> **Extract provided**:
Anchelle Perl

The Compass of Life: Why Mission Matters More Than Success

Find Your Center Before You Draw Your Circles

A young man once asked the Lubavitcher Rebbe for advice about his future.

The Rebbe told him: stay in yeshivah for now. Study. Strengthen your character. Find your purpose.

The young man pressed back. Why this advice?

The Rebbe handed him a pencil. “Draw a perfect circle.”

He tried. He failed. “Impossible,” he said.

“What would you need?” the Rebbe asked.

“A compass.” The Rebbe gave him one. The circle came out flawless.

“And what made it possible?” “The compass had a center point,” the young man answered.

The Rebbe nodded. “Exactly. Life is the same. We may draw many circles—careers, relationships, achievements. But unless they orbit a center, a clear sense of purpose, the circles will always be jagged. Before you start drawing more circles, find your center.”

That lesson may be more urgent today than ever. We live in a world overflowing with choices and distractions. Everyone is busy, but not everyone is headed somewhere. The result? Brilliant people scattered across too many circles, without a center to hold them together.

That’s why companies spend so much time crafting mission statements. They know that without a clear purpose, even the smartest workforce drifts. Disney’s mission is just 17 words long: “To entertain, inform, and inspire people around the globe through the power of unparalleled storytelling.” It tells you what they do, who they serve, and how they do it. Two hundred thousand employees can line up behind that one compass point.

> **Instructions**:
(1) According to the essay on mission and success, how many words long is Disney's mission statement?
(2) Rewrite the essay on mission and success from "The young man pressed" up to and including "the Rebbe asked.", swapping "pencil" for "crayon".

> **Source data**:
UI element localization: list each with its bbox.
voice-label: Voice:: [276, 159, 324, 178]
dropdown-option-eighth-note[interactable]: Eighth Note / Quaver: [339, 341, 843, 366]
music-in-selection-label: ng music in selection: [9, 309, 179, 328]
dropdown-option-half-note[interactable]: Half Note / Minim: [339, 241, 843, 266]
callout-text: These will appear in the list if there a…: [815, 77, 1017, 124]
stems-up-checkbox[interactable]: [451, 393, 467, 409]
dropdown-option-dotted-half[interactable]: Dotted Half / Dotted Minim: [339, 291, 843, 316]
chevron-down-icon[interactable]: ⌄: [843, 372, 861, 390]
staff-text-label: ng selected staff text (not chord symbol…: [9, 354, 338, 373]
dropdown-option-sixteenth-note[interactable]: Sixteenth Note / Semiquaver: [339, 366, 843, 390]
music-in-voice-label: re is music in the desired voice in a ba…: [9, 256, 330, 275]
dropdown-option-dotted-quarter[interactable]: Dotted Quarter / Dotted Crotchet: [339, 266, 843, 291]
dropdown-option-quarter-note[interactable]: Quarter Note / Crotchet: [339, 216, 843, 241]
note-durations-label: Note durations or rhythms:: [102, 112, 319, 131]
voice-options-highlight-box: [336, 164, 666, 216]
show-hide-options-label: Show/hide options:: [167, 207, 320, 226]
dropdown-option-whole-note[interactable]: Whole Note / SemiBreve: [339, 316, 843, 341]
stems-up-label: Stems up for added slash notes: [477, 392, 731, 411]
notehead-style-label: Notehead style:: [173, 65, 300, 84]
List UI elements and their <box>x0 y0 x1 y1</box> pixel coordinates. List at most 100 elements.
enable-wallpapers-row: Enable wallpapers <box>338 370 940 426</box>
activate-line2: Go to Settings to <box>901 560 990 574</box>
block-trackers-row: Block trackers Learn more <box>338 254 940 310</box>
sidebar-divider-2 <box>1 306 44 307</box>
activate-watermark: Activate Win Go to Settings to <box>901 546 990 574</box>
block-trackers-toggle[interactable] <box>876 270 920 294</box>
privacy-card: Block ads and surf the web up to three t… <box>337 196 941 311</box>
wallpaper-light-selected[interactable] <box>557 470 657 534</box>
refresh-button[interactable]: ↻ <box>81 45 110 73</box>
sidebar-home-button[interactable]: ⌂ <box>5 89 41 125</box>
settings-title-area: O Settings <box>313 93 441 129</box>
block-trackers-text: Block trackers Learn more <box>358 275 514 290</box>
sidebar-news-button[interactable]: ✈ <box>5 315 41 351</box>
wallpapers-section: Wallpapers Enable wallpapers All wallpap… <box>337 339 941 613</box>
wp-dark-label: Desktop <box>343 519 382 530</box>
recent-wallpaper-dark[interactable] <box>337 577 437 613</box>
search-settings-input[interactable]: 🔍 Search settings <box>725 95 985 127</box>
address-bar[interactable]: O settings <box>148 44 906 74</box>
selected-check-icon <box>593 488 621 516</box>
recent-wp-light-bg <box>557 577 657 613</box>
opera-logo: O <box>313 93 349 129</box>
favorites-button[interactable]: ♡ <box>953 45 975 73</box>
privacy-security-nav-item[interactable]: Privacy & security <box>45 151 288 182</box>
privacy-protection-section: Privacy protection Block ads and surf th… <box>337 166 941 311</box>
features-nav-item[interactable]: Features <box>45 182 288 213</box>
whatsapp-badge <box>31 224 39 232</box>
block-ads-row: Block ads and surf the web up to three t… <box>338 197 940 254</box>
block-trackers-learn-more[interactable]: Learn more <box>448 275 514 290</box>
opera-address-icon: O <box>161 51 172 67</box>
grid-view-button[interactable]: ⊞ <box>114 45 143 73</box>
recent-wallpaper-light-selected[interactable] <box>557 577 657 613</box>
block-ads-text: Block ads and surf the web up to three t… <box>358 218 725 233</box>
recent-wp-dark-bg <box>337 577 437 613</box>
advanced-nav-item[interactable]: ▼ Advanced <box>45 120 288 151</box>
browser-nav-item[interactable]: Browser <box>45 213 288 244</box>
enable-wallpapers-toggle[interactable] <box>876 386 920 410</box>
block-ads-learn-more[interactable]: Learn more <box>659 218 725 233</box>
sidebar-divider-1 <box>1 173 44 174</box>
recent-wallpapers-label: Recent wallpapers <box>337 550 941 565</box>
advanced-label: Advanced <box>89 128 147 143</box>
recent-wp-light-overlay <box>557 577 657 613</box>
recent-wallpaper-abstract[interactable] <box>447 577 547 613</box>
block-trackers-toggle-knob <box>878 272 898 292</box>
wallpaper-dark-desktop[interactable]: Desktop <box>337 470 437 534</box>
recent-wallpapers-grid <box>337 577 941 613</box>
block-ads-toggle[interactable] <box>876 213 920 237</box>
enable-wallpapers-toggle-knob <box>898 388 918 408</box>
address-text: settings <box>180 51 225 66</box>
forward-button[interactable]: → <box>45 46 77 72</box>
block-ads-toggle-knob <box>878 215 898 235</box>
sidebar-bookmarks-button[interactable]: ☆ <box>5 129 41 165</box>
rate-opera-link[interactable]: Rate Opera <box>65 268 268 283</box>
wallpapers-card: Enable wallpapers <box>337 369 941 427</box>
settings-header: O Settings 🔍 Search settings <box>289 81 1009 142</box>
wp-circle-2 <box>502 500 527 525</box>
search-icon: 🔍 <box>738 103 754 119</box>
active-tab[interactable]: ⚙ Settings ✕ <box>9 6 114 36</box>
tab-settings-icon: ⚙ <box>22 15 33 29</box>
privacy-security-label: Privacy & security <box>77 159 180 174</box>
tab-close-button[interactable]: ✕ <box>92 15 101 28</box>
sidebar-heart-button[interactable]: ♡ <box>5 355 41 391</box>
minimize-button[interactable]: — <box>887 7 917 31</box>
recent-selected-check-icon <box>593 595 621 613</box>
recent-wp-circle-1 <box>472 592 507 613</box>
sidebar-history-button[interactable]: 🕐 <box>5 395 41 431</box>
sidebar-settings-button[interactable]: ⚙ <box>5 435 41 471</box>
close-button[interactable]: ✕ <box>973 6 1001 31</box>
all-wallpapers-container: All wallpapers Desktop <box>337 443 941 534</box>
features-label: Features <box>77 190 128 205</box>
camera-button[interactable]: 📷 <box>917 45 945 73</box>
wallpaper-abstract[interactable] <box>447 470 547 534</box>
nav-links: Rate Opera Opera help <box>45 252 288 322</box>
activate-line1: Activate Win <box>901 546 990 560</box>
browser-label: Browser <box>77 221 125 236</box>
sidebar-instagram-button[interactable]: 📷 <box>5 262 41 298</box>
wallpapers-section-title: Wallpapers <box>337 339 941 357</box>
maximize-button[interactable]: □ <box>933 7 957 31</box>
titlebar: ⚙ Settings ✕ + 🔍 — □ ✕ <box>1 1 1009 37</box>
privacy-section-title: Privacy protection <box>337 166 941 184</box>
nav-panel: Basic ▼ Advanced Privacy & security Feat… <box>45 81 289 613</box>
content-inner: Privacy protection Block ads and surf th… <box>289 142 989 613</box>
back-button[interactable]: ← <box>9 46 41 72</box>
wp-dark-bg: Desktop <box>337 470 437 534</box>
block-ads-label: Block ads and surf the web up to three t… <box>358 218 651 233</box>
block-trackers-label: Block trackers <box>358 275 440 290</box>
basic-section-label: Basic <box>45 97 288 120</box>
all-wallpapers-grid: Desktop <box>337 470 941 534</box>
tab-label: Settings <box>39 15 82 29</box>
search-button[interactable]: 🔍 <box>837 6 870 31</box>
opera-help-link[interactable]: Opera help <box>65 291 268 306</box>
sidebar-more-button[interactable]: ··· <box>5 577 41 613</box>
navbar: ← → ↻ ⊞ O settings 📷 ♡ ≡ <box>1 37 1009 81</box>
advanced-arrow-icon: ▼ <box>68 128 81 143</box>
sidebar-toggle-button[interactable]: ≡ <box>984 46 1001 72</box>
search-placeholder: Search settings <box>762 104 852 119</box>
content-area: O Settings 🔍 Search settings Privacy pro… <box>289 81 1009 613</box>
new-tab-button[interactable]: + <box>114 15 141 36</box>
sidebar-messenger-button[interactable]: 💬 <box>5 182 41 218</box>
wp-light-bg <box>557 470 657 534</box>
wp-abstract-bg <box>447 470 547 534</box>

> **Answers for each item**:
(1) 17 words

(2)
The young man pressed back. Why this advice?

The Rebbe handed him a crayon. “Draw a perfect circle.”

He tried. He failed. “Impossible,” he said.

“What would you need?” the Rebbe asked.